### Your goal
Recast every line of the entries below as a Markdown table with two columns, "Row" for its running number and "Line" for the line itself, leaving out any blank lines.

(Data entries)
==========

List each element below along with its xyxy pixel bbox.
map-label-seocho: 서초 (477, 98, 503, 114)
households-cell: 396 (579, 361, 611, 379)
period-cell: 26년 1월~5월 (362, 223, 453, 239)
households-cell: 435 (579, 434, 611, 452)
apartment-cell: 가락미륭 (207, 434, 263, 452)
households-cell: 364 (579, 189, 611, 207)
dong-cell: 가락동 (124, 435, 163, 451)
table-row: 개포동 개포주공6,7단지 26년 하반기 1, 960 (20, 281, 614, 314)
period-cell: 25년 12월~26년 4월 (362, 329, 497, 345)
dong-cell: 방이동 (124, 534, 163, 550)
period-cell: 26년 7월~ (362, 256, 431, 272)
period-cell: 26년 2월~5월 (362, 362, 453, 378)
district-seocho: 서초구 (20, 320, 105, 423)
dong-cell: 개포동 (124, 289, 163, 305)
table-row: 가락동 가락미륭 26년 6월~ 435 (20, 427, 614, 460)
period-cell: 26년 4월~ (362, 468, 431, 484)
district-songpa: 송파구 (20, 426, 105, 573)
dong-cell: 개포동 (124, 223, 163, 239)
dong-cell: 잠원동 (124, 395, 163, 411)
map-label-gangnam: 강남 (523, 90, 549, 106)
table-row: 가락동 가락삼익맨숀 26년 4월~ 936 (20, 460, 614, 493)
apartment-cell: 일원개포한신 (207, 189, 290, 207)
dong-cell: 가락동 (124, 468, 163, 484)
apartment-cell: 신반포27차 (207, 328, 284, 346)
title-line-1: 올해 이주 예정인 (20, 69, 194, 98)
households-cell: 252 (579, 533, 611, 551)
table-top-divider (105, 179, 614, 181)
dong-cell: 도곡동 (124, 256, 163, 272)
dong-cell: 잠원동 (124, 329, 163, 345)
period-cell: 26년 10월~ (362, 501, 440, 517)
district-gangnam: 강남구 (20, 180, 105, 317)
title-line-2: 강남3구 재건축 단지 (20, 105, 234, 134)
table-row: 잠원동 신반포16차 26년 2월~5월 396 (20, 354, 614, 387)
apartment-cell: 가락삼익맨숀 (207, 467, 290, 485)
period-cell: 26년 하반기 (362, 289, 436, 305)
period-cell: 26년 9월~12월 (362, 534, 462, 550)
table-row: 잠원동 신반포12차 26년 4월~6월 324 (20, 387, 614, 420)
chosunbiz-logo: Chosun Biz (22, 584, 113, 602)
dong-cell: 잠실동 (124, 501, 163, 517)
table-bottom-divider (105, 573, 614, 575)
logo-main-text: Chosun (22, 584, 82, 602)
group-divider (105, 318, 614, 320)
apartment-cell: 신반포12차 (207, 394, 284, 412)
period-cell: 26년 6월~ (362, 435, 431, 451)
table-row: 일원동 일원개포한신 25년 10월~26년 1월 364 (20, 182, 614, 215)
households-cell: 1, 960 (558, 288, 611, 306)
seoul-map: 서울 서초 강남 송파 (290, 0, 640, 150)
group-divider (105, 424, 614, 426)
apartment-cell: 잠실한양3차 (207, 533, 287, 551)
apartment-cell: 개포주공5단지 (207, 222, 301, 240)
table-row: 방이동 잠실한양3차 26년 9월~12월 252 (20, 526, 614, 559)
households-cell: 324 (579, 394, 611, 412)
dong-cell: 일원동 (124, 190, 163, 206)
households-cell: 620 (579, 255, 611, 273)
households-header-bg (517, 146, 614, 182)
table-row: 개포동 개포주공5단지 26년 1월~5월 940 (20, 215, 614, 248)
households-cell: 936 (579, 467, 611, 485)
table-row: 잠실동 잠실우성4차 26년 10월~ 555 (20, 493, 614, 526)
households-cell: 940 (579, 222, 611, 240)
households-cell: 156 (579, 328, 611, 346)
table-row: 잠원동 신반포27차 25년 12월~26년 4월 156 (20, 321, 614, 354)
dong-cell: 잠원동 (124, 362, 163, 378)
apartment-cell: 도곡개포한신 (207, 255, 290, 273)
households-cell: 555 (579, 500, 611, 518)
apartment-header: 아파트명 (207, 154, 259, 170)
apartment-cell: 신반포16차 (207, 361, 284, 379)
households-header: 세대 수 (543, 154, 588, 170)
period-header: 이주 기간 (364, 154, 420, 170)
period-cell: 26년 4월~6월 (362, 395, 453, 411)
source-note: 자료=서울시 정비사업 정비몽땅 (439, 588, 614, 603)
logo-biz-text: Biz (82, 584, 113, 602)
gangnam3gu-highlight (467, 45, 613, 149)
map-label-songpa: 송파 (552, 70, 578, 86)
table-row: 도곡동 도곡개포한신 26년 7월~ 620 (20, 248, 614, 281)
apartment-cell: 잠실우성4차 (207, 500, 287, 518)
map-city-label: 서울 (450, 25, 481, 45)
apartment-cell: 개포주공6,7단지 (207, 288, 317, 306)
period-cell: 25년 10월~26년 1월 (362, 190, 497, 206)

==========

### Task result
| Row | Line |
|---|---|
| 1 | List each element below along with its xyxy pixel bbox. |
| 2 | map-label-seocho: 서초 (477, 98, 503, 114) |
| 3 | households-cell: 396 (579, 361, 611, 379) |
| 4 | period-cell: 26년 1월~5월 (362, 223, 453, 239) |
| 5 | households-cell: 435 (579, 434, 611, 452) |
| 6 | apartment-cell: 가락미륭 (207, 434, 263, 452) |
| 7 | households-cell: 364 (579, 189, 611, 207) |
| 8 | dong-cell: 가락동 (124, 435, 163, 451) |
| 9 | table-row: 개포동 개포주공6,7단지 26년 하반기 1, 960 (20, 281, 614, 314) |
| 10 | period-cell: 25년 12월~26년 4월 (362, 329, 497, 345) |
| 11 | dong-cell: 방이동 (124, 534, 163, 550) |
| 12 | period-cell: 26년 7월~ (362, 256, 431, 272) |
| 13 | period-cell: 26년 2월~5월 (362, 362, 453, 378) |
| 14 | district-seocho: 서초구 (20, 320, 105, 423) |
| 15 | dong-cell: 개포동 (124, 289, 163, 305) |
| 16 | table-row: 가락동 가락미륭 26년 6월~ 435 (20, 427, 614, 460) |
| 17 | period-cell: 26년 4월~ (362, 468, 431, 484) |
| 18 | district-songpa: 송파구 (20, 426, 105, 573) |
| 19 | dong-cell: 개포동 (124, 223, 163, 239) |
| 20 | dong-cell: 잠원동 (124, 395, 163, 411) |
| 21 | map-label-gangnam: 강남 (523, 90, 549, 106) |
| 22 | table-row: 가락동 가락삼익맨숀 26년 4월~ 936 (20, 460, 614, 493) |
| 23 | apartment-cell: 일원개포한신 (207, 189, 290, 207) |
| 24 | dong-cell: 가락동 (124, 468, 163, 484) |
| 25 | apartment-cell: 신반포27차 (207, 328, 284, 346) |
| 26 | title-line-1: 올해 이주 예정인 (20, 69, 194, 98) |
| 27 | households-cell: 252 (579, 533, 611, 551) |
| 28 | table-top-divider (105, 179, 614, 181) |
| 29 | dong-cell: 도곡동 (124, 256, 163, 272) |
| 30 | dong-cell: 잠원동 (124, 329, 163, 345) |
| 31 | period-cell: 26년 10월~ (362, 501, 440, 517) |
| 32 | district-gangnam: 강남구 (20, 180, 105, 317) |
| 33 | title-line-2: 강남3구 재건축 단지 (20, 105, 234, 134) |
| 34 | table-row: 잠원동 신반포16차 26년 2월~5월 396 (20, 354, 614, 387) |
| 35 | apartment-cell: 가락삼익맨숀 (207, 467, 290, 485) |
| 36 | period-cell: 26년 하반기 (362, 289, 436, 305) |
| 37 | period-cell: 26년 9월~12월 (362, 534, 462, 550) |
| 38 | table-row: 잠원동 신반포12차 26년 4월~6월 324 (20, 387, 614, 420) |
| 39 | chosunbiz-logo: Chosun Biz (22, 584, 113, 602) |
| 40 | dong-cell: 잠실동 (124, 501, 163, 517) |
| 41 | table-bottom-divider (105, 573, 614, 575) |
| 42 | logo-main-text: Chosun (22, 584, 82, 602) |
| 43 | group-divider (105, 318, 614, 320) |
| 44 | apartment-cell: 신반포12차 (207, 394, 284, 412) |
| 45 | period-cell: 26년 6월~ (362, 435, 431, 451) |
| 46 | table-row: 일원동 일원개포한신 25년 10월~26년 1월 364 (20, 182, 614, 215) |
| 47 | households-cell: 1, 960 (558, 288, 611, 306) |
| 48 | seoul-map: 서울 서초 강남 송파 (290, 0, 640, 150) |
| 49 | group-divider (105, 424, 614, 426) |
| 50 | apartment-cell: 잠실한양3차 (207, 533, 287, 551) |
| 51 | apartment-cell: 개포주공5단지 (207, 222, 301, 240) |
| 52 | table-row: 방이동 잠실한양3차 26년 9월~12월 252 (20, 526, 614, 559) |
| 53 | households-cell: 324 (579, 394, 611, 412) |
| 54 | dong-cell: 일원동 (124, 190, 163, 206) |
| 55 | households-cell: 620 (579, 255, 611, 273) |
| 56 | households-header-bg (517, 146, 614, 182) |
| 57 | table-row: 개포동 개포주공5단지 26년 1월~5월 940 (20, 215, 614, 248) |
| 58 | households-cell: 936 (579, 467, 611, 485) |
| 59 | table-row: 잠실동 잠실우성4차 26년 10월~ 555 (20, 493, 614, 526) |
| 60 | households-cell: 940 (579, 222, 611, 240) |
| 61 | households-cell: 156 (579, 328, 611, 346) |
| 62 | table-row: 잠원동 신반포27차 25년 12월~26년 4월 156 (20, 321, 614, 354) |
| 63 | dong-cell: 잠원동 (124, 362, 163, 378) |
| 64 | apartment-cell: 도곡개포한신 (207, 255, 290, 273) |
| 65 | households-cell: 555 (579, 500, 611, 518) |
| 66 | apartment-header: 아파트명 (207, 154, 259, 170) |
| 67 | apartment-cell: 신반포16차 (207, 361, 284, 379) |
| 68 | households-header: 세대 수 (543, 154, 588, 170) |
| 69 | period-header: 이주 기간 (364, 154, 420, 170) |
| 70 | period-cell: 26년 4월~6월 (362, 395, 453, 411) |
| 71 | source-note: 자료=서울시 정비사업 정비몽땅 (439, 588, 614, 603) |
| 72 | logo-biz-text: Biz (82, 584, 113, 602) |
| 73 | gangnam3gu-highlight (467, 45, 613, 149) |
| 74 | map-label-songpa: 송파 (552, 70, 578, 86) |
| 75 | table-row: 도곡동 도곡개포한신 26년 7월~ 620 (20, 248, 614, 281) |
| 76 | apartment-cell: 잠실우성4차 (207, 500, 287, 518) |
| 77 | map-city-label: 서울 (450, 25, 481, 45) |
| 78 | apartment-cell: 개포주공6,7단지 (207, 288, 317, 306) |
| 79 | period-cell: 25년 10월~26년 1월 (362, 190, 497, 206) |